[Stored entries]
-------

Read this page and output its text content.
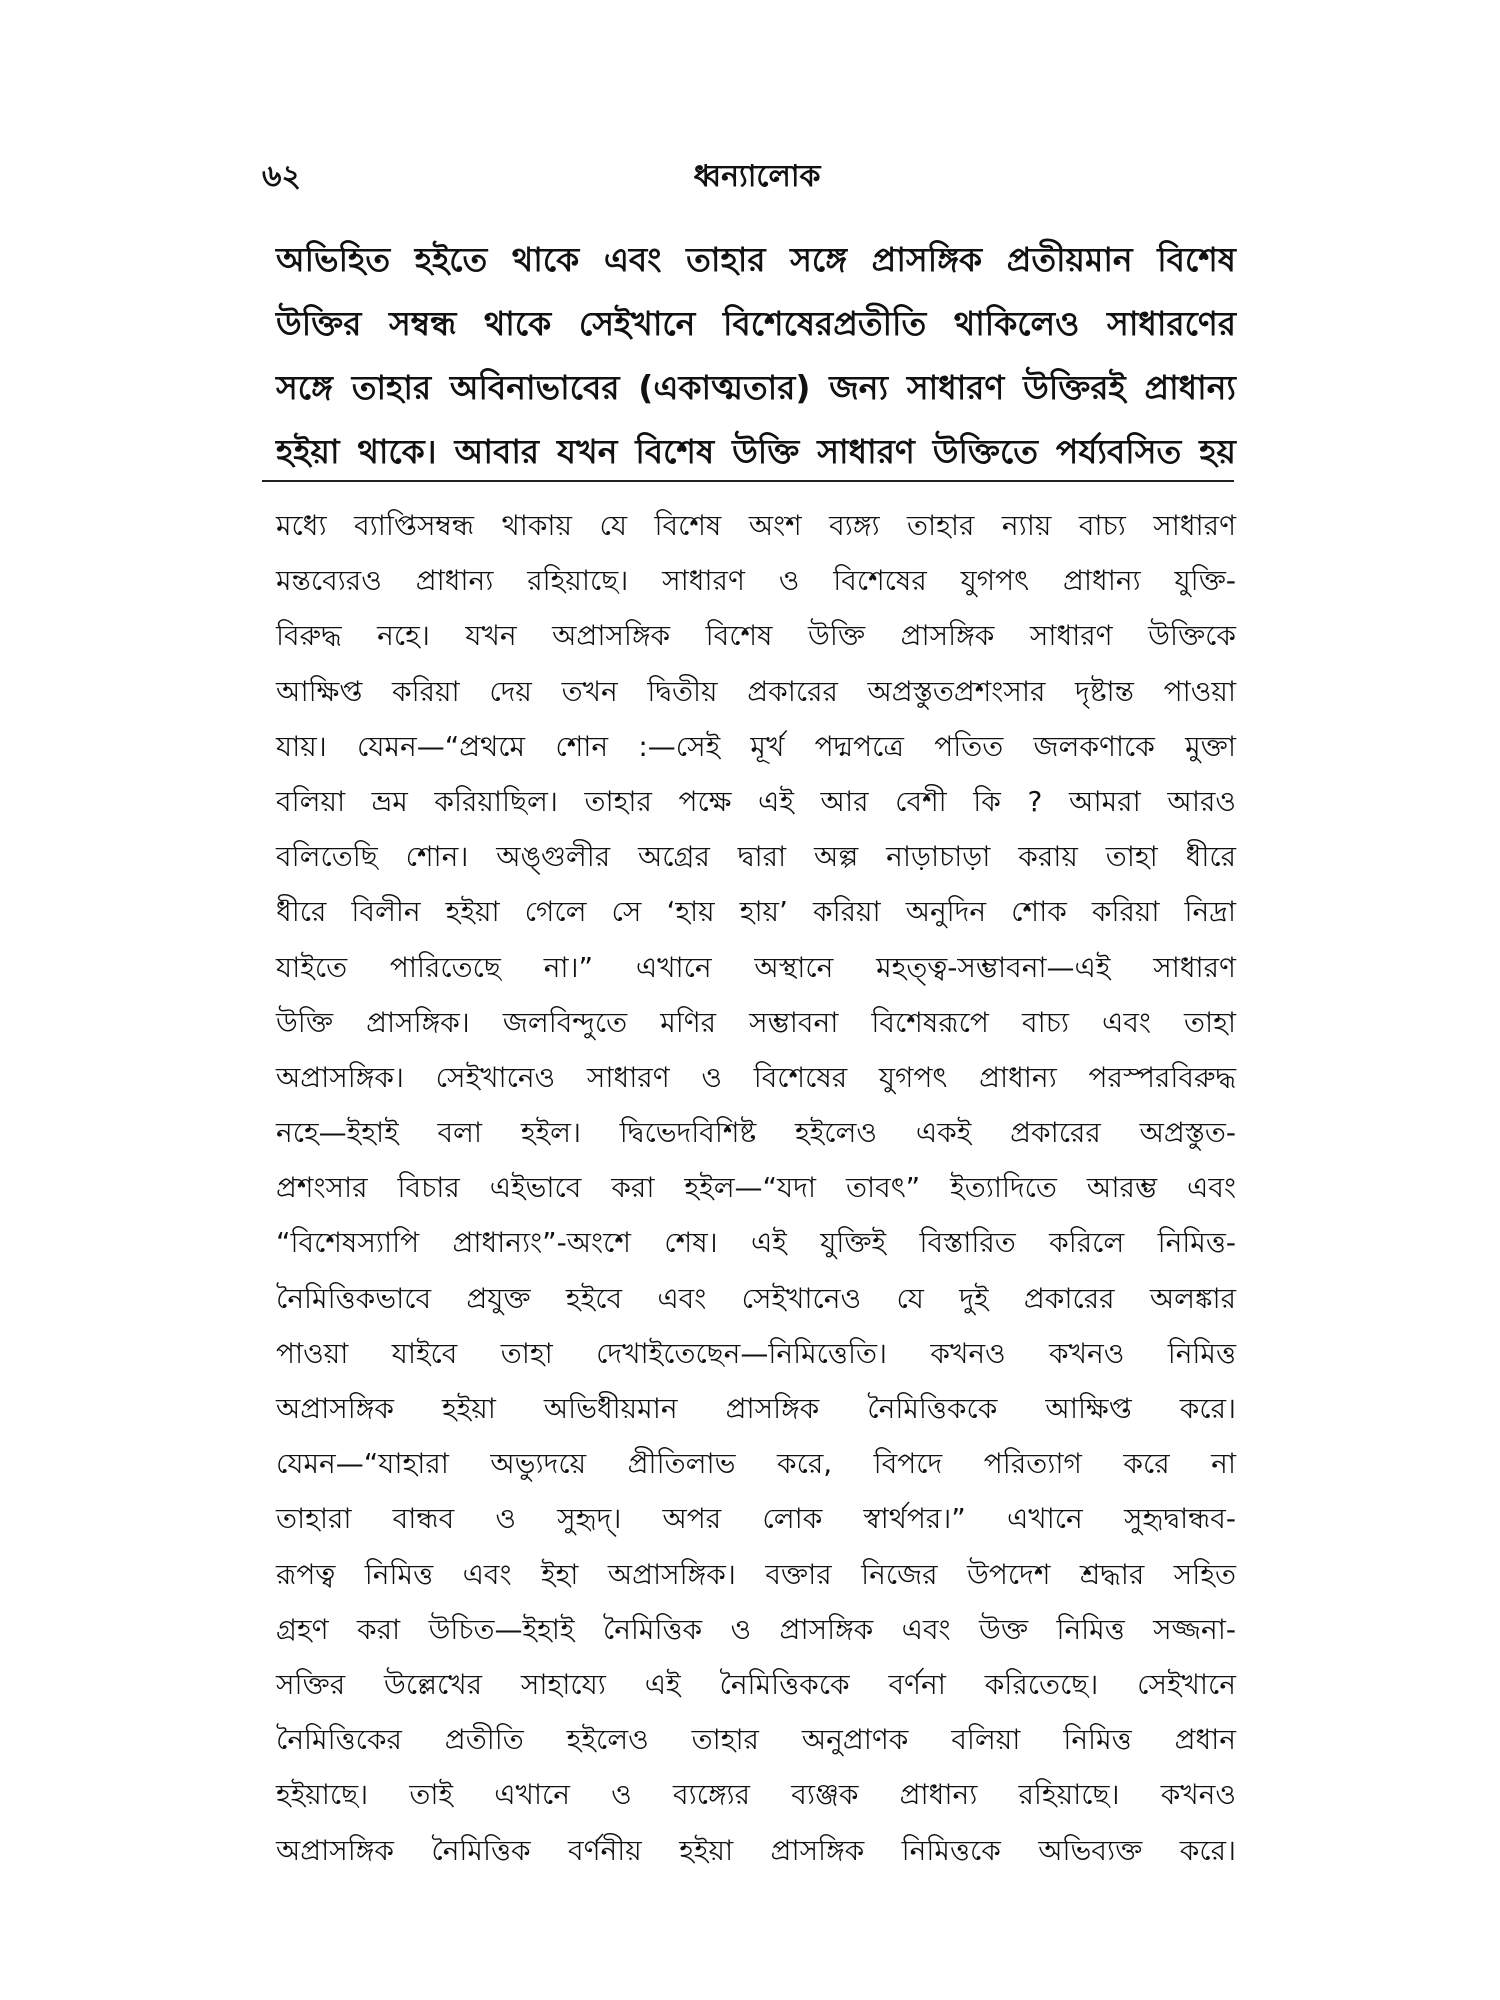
৬২	ধ্বন্যালোক
অভিহিত হইতে থাকে এবং তাহার সঙ্গে প্রাসঙ্গিক প্রতীয়মান বিশেষ
উক্তির সম্বন্ধ থাকে সেইখানে বিশেষেরপ্রতীতি থাকিলেও সাধারণের
সঙ্গে তাহার অবিনাভাবের (একাত্মতার) জন্য সাধারণ উক্তিরই প্রাধান্য
হইয়া থাকে। আবার যখন বিশেষ উক্তি সাধারণ উক্তিতে পর্য্যবসিত হয়
মধ্যে ব্যাপ্তিসম্বন্ধ থাকায় যে বিশেষ অংশ ব্যঙ্গ্য তাহার ন্যায় বাচ্য সাধারণ
মন্তব্যেরও প্রাধান্য রহিয়াছে। সাধারণ ও বিশেষের যুগপৎ প্রাধান্য যুক্তি-
বিরুদ্ধ নহে। যখন অপ্রাসঙ্গিক বিশেষ উক্তি প্রাসঙ্গিক সাধারণ উক্তিকে
আক্ষিপ্ত করিয়া দেয় তখন দ্বিতীয় প্রকারের অপ্রস্তুতপ্রশংসার দৃষ্টান্ত পাওয়া
যায়। যেমন—“প্রথমে শোন :—সেই মূর্খ পদ্মপত্রে পতিত জলকণাকে মুক্তা
বলিয়া ভ্রম করিয়াছিল। তাহার পক্ষে এই আর বেশী কি ? আমরা আরও
বলিতেছি শোন। অঙ্গুলীর অগ্রের দ্বারা অল্প নাড়াচাড়া করায় তাহা ধীরে
ধীরে বিলীন হইয়া গেলে সে ‘হায় হায়’ করিয়া অনুদিন শোক করিয়া নিদ্রা
যাইতে পারিতেছে না।” এখানে অস্থানে মহত্ত্ব-সম্ভাবনা—এই সাধারণ
উক্তি প্রাসঙ্গিক। জলবিন্দুতে মণির সম্ভাবনা বিশেষরূপে বাচ্য এবং তাহা
অপ্রাসঙ্গিক। সেইখানেও সাধারণ ও বিশেষের যুগপৎ প্রাধান্য পরস্পরবিরুদ্ধ
নহে—ইহাই বলা হইল। দ্বিভেদবিশিষ্ট হইলেও একই প্রকারের অপ্রস্তুত-
প্রশংসার বিচার এইভাবে করা হইল—“যদা তাবৎ” ইত্যাদিতে আরম্ভ এবং
“বিশেষস্যাপি প্রাধান্যং”-অংশে শেষ। এই যুক্তিই বিস্তারিত করিলে নিমিত্ত-
নৈমিত্তিকভাবে প্রযুক্ত হইবে এবং সেইখানেও যে দুই প্রকারের অলঙ্কার
পাওয়া যাইবে তাহা দেখাইতেছেন—নিমিত্তেতি। কখনও কখনও নিমিত্ত
অপ্রাসঙ্গিক হইয়া অভিধীয়মান প্রাসঙ্গিক নৈমিত্তিককে আক্ষিপ্ত করে।
যেমন—“যাহারা অভ্যুদয়ে প্রীতিলাভ করে, বিপদে পরিত্যাগ করে না
তাহারা বান্ধব ও সুহৃদ্। অপর লোক স্বার্থপর।” এখানে সুহৃদ্বান্ধব-
রূপত্ব নিমিত্ত এবং ইহা অপ্রাসঙ্গিক। বক্তার নিজের উপদেশ শ্রদ্ধার সহিত
গ্রহণ করা উচিত—ইহাই নৈমিত্তিক ও প্রাসঙ্গিক এবং উক্ত নিমিত্ত সজ্জনা-
সক্তির উল্লেখের সাহায্যে এই নৈমিত্তিককে বর্ণনা করিতেছে। সেইখানে
নৈমিত্তিকের প্রতীতি হইলেও তাহার অনুপ্রাণক বলিয়া নিমিত্ত প্রধান
হইয়াছে। তাই এখানে ও ব্যঙ্গ্যের ব্যঞ্জক প্রাধান্য রহিয়াছে। কখনও
অপ্রাসঙ্গিক নৈমিত্তিক বর্ণনীয় হইয়া প্রাসঙ্গিক নিমিত্তকে অভিব্যক্ত করে।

-------

* Required work *
Copy every line above word for word and exclude the pictures.

* Solution for this exercise *
Read this page and output its text content.
৬২	ধ্বন্যালোক
অভিহিত হইতে থাকে এবং তাহার সঙ্গে প্রাসঙ্গিক প্রতীয়মান বিশেষ
উক্তির সম্বন্ধ থাকে সেইখানে বিশেষেরপ্রতীতি থাকিলেও সাধারণের
সঙ্গে তাহার অবিনাভাবের (একাত্মতার) জন্য সাধারণ উক্তিরই প্রাধান্য
হইয়া থাকে। আবার যখন বিশেষ উক্তি সাধারণ উক্তিতে পর্য্যবসিত হয়
মধ্যে ব্যাপ্তিসম্বন্ধ থাকায় যে বিশেষ অংশ ব্যঙ্গ্য তাহার ন্যায় বাচ্য সাধারণ
মন্তব্যেরও প্রাধান্য রহিয়াছে। সাধারণ ও বিশেষের যুগপৎ প্রাধান্য যুক্তি-
বিরুদ্ধ নহে। যখন অপ্রাসঙ্গিক বিশেষ উক্তি প্রাসঙ্গিক সাধারণ উক্তিকে
আক্ষিপ্ত করিয়া দেয় তখন দ্বিতীয় প্রকারের অপ্রস্তুতপ্রশংসার দৃষ্টান্ত পাওয়া
যায়। যেমন—“প্রথমে শোন :—সেই মূর্খ পদ্মপত্রে পতিত জলকণাকে মুক্তা
বলিয়া ভ্রম করিয়াছিল। তাহার পক্ষে এই আর বেশী কি ? আমরা আরও
বলিতেছি শোন। অঙ্গুলীর অগ্রের দ্বারা অল্প নাড়াচাড়া করায় তাহা ধীরে
ধীরে বিলীন হইয়া গেলে সে ‘হায় হায়’ করিয়া অনুদিন শোক করিয়া নিদ্রা
যাইতে পারিতেছে না।” এখানে অস্থানে মহত্ত্ব-সম্ভাবনা—এই সাধারণ
উক্তি প্রাসঙ্গিক। জলবিন্দুতে মণির সম্ভাবনা বিশেষরূপে বাচ্য এবং তাহা
অপ্রাসঙ্গিক। সেইখানেও সাধারণ ও বিশেষের যুগপৎ প্রাধান্য পরস্পরবিরুদ্ধ
নহে—ইহাই বলা হইল। দ্বিভেদবিশিষ্ট হইলেও একই প্রকারের অপ্রস্তুত-
প্রশংসার বিচার এইভাবে করা হইল—“যদা তাবৎ” ইত্যাদিতে আরম্ভ এবং
“বিশেষস্যাপি প্রাধান্যং”-অংশে শেষ। এই যুক্তিই বিস্তারিত করিলে নিমিত্ত-
নৈমিত্তিকভাবে প্রযুক্ত হইবে এবং সেইখানেও যে দুই প্রকারের অলঙ্কার
পাওয়া যাইবে তাহা দেখাইতেছেন—নিমিত্তেতি। কখনও কখনও নিমিত্ত
অপ্রাসঙ্গিক হইয়া অভিধীয়মান প্রাসঙ্গিক নৈমিত্তিককে আক্ষিপ্ত করে।
যেমন—“যাহারা অভ্যুদয়ে প্রীতিলাভ করে, বিপদে পরিত্যাগ করে না
তাহারা বান্ধব ও সুহৃদ্। অপর লোক স্বার্থপর।” এখানে সুহৃদ্বান্ধব-
রূপত্ব নিমিত্ত এবং ইহা অপ্রাসঙ্গিক। বক্তার নিজের উপদেশ শ্রদ্ধার সহিত
গ্রহণ করা উচিত—ইহাই নৈমিত্তিক ও প্রাসঙ্গিক এবং উক্ত নিমিত্ত সজ্জনা-
সক্তির উল্লেখের সাহায্যে এই নৈমিত্তিককে বর্ণনা করিতেছে। সেইখানে
নৈমিত্তিকের প্রতীতি হইলেও তাহার অনুপ্রাণক বলিয়া নিমিত্ত প্রধান
হইয়াছে। তাই এখানে ও ব্যঙ্গ্যের ব্যঞ্জক প্রাধান্য রহিয়াছে। কখনও
অপ্রাসঙ্গিক নৈমিত্তিক বর্ণনীয় হইয়া প্রাসঙ্গিক নিমিত্তকে অভিব্যক্ত করে।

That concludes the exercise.